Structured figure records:

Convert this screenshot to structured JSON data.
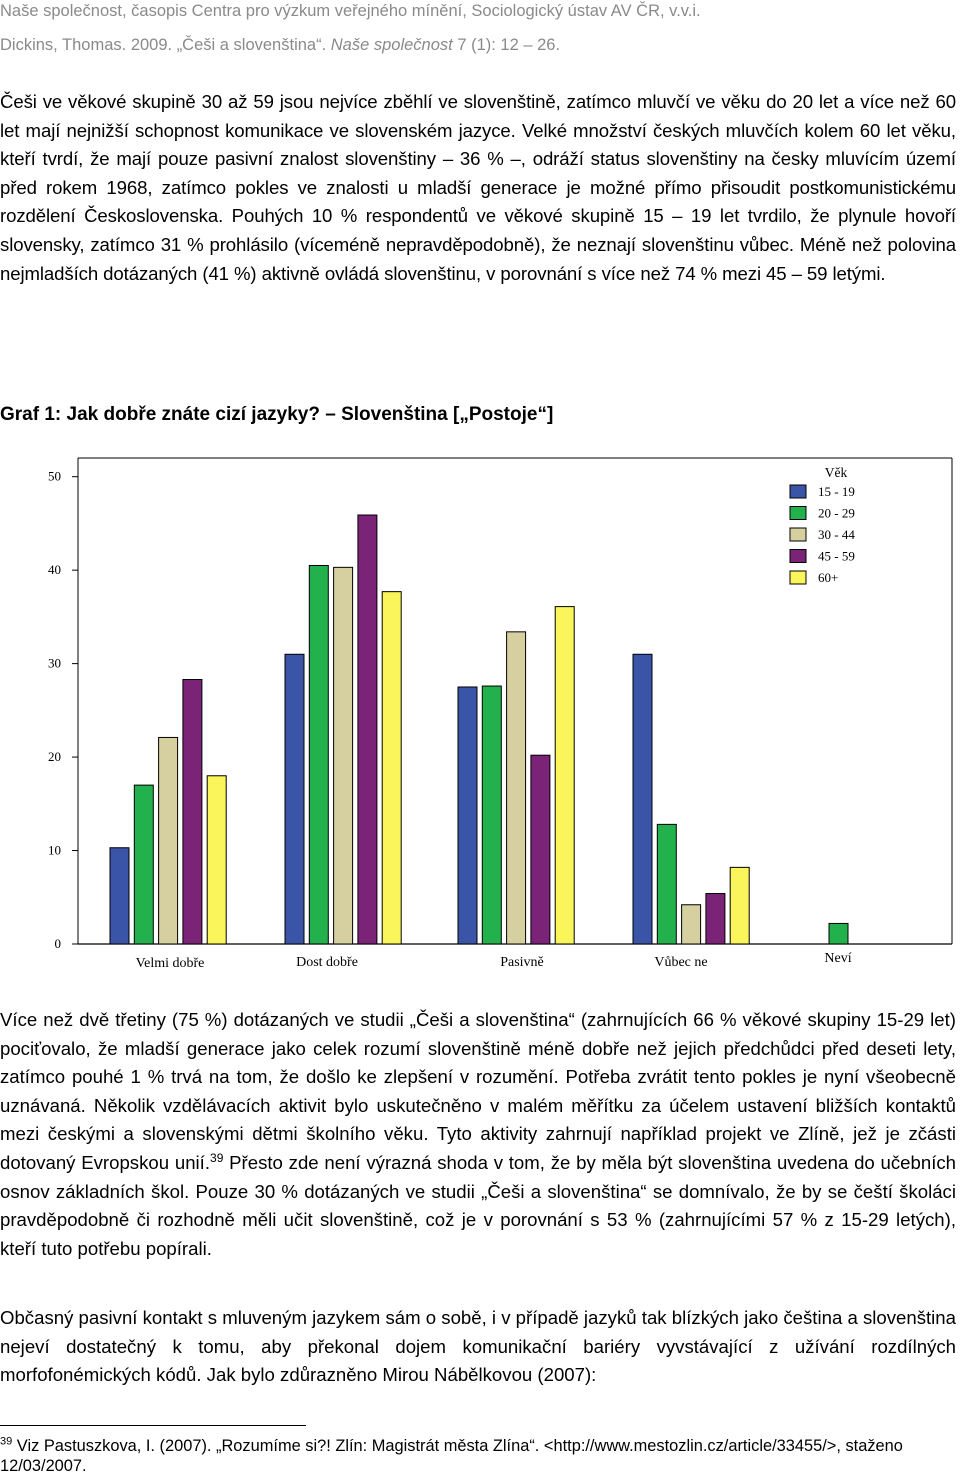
{
  "header": {
    "line1": "Naše společnost, časopis Centra pro výzkum veřejného mínění, Sociologický ústav AV ČR, v.v.i.",
    "line2_plain": "Dickins, Thomas. 2009. „Češi a slovenština“. ",
    "line2_italic": "Naše společnost",
    "line2_end": " 7 (1): 12 – 26."
  },
  "intro_paragraph": "Češi ve věkové skupině 30 až 59 jsou nejvíce zběhlí ve slovenštině, zatímco mluvčí ve věku do 20 let a více než 60 let mají nejnižší schopnost komunikace ve slovenském jazyce. Velké množství českých mluvčích kolem 60 let věku, kteří tvrdí, že mají pouze pasivní znalost slovenštiny – 36 % –, odráží status slovenštiny na česky mluvícím území před rokem 1968, zatímco pokles ve znalosti u mladší generace je možné přímo přisoudit postkomunistickému rozdělení Československa. Pouhých 10 % respondentů ve věkové skupině 15 – 19 let tvrdilo, že plynule hovoří slovensky, zatímco 31 % prohlásilo (víceméně nepravděpodobně), že neznají slovenštinu vůbec. Méně než polovina nejmladších dotázaných (41 %) aktivně ovládá slovenštinu, v porovnání s více než 74 % mezi 45 – 59 letými.",
  "chart_caption": "Graf 1: Jak dobře znáte cizí jazyky? – Slovenština [„Postoje“]",
  "colors": {
    "15 - 19": "#3a55a8",
    "20 - 29": "#22b14c",
    "30 - 44": "#d6cfa0",
    "45 - 59": "#7a2377",
    "60+": "#faf55a"
  },
  "chart_data": {
    "type": "bar",
    "categories": [
      "Velmi dobře",
      "Dost dobře",
      "Pasivně",
      "Vůbec ne",
      "Neví"
    ],
    "series": [
      {
        "name": "15 - 19",
        "values": [
          10.3,
          31.0,
          27.5,
          31.0,
          null
        ]
      },
      {
        "name": "20 - 29",
        "values": [
          17.0,
          40.5,
          27.6,
          12.8,
          2.2
        ]
      },
      {
        "name": "30 - 44",
        "values": [
          22.1,
          40.3,
          33.4,
          4.2,
          null
        ]
      },
      {
        "name": "45 - 59",
        "values": [
          28.3,
          45.9,
          20.2,
          5.4,
          null
        ]
      },
      {
        "name": "60+",
        "values": [
          18.0,
          37.7,
          36.1,
          8.2,
          null
        ]
      }
    ],
    "yticks": [
      0,
      10,
      20,
      30,
      40,
      50
    ],
    "ylim": [
      0,
      52
    ],
    "legend_title": "Věk",
    "legend_position": "top-right",
    "grid": false
  },
  "body_paragraph_1": {
    "before_sup": "Více než dvě třetiny (75 %) dotázaných ve studii „Češi a slovenština“ (zahrnujících 66 % věkové skupiny 15-29 let) pociťovalo, že mladší generace jako celek rozumí slovenštině méně dobře než jejich předchůdci před deseti lety, zatímco pouhé 1 % trvá na tom, že došlo ke zlepšení v rozumění. Potřeba zvrátit tento pokles je nyní všeobecně uznávaná. Několik vzdělávacích aktivit bylo uskutečněno v malém měřítku za účelem ustavení bližších kontaktů mezi českými a slovenskými dětmi školního věku. Tyto aktivity zahrnují například projekt ve Zlíně, jež je zčásti dotovaný Evropskou unií.",
    "sup": "39",
    "after_sup": " Přesto zde není výrazná shoda v tom, že by měla být slovenština uvedena do učebních osnov základních škol. Pouze 30 % dotázaných ve studii „Češi a slovenština“ se domnívalo, že by se čeští školáci  pravděpodobně či rozhodně měli učit slovenštině, což je v porovnání s 53 % (zahrnujícími 57 % z 15-29 letých), kteří tuto potřebu popírali."
  },
  "body_paragraph_2": "Občasný pasivní kontakt s mluveným jazykem sám o sobě, i v případě jazyků tak blízkých jako čeština a slovenština nejeví dostatečný k tomu, aby překonal dojem komunikační bariéry vyvstávající z užívání rozdílných morfofonémických kódů. Jak bylo zdůrazněno Mirou Nábělkovou (2007):",
  "footnote": {
    "number": "39",
    "text": " Viz Pastuszkova, I. (2007). „Rozumíme si?! Zlín: Magistrát města Zlína“. <http://www.mestozlin.cz/article/33455/>, staženo 12/03/2007."
  }
}
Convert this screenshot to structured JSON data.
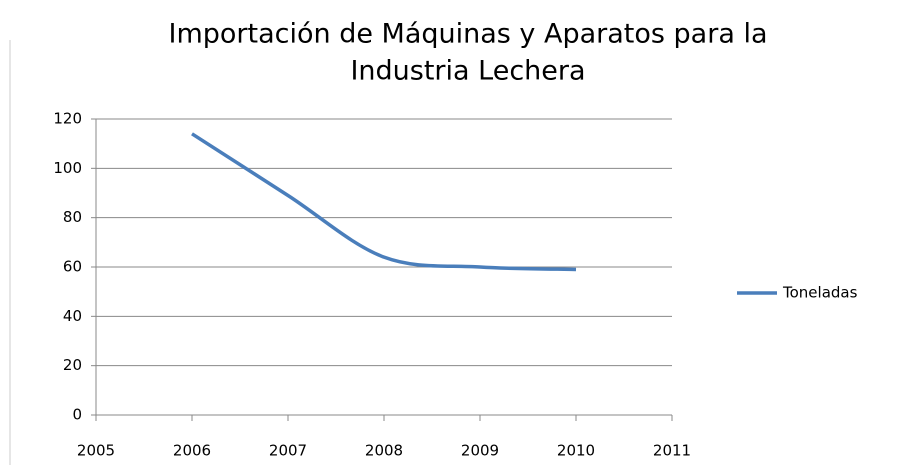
{
  "chart_data": {
    "type": "line",
    "title": [
      "Importación de Máquinas y Aparatos para la",
      "Industria Lechera"
    ],
    "x": [
      2006,
      2007,
      2008,
      2009,
      2010
    ],
    "series": [
      {
        "name": "Toneladas",
        "color": "#4a7ebb",
        "values": [
          114,
          89,
          64,
          60,
          59
        ]
      }
    ],
    "xlim": [
      2005,
      2011
    ],
    "xticks": [
      2005,
      2006,
      2007,
      2008,
      2009,
      2010,
      2011
    ],
    "ylim": [
      0,
      120
    ],
    "yticks": [
      0,
      20,
      40,
      60,
      80,
      100,
      120
    ],
    "grid": true,
    "legend": "right",
    "smooth": true
  }
}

Brief: From the records, copy every line that has the string "dobře" in it.

Response below:
  "chart_caption": "Graf 1: Jak dobře znáte cizí jazyky? – Slovenština [„Postoje“]",
      "Velmi dobře",
      "Dost dobře",
    "before_sup": "Více než dvě třetiny (75 %) dotázaných ve studii „Češi a slovenština“ (zahrnujících 66 % věkové skupiny 15-29 let) pociťovalo, že mladší generace jako celek rozumí slovenštině méně dobře než jejich předchůdci před deseti lety, zatímco pouhé 1 % trvá na tom, že došlo ke zlepšení v rozumění. Potřeba zvrátit tento pokles je nyní všeobecně uznávaná. Několik vzdělávacích aktivit bylo uskutečněno v malém měřítku za účelem ustavení bližších kontaktů mezi českými a slovenskými dětmi školního věku. Tyto aktivity zahrnují například projekt ve Zlíně, jež je zčásti dotovaný Evropskou unií.",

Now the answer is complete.